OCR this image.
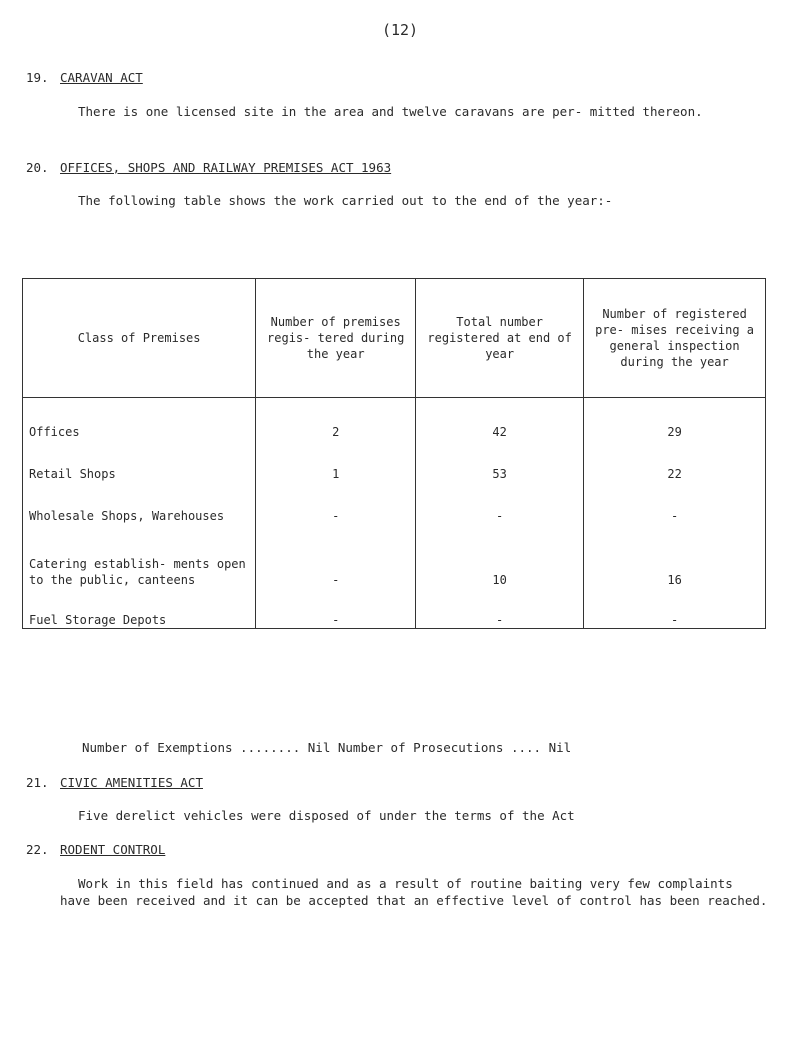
(12)
19. CARAVAN ACT
There is one licensed site in the area and twelve caravans are per- mitted thereon.
20. OFFICES, SHOPS AND RAILWAY PREMISES ACT 1963
The following table shows the work carried out to the end of the year:-
Class of Premises	Number of premises regis- tered during the year	Total number registered at end of year	Number of registered pre- mises receiving a general inspection during the year
Offices	2	42	29
Retail Shops	1	53	22
Wholesale Shops, Warehouses	-	-	-
Catering establish- ments open to the public, canteens	-	10	16
Fuel Storage Depots	-	-	-
Number of Exemptions ........ Nil Number of Prosecutions .... Nil
21. CIVIC AMENITIES ACT
Five derelict vehicles were disposed of under the terms of the Act
22. RODENT CONTROL
Work in this field has continued and as a result of routine baiting very few complaints have been received and it can be accepted that an effective level of control has been reached.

⁂

# [Written exercise]
From the entries above, return each line with the word "this" in it.

# [Full solution]
OCR this image.
Work in this field has continued and as a result of routine baiting very few complaints have been received and it can be accepted that an effective level of control has been reached.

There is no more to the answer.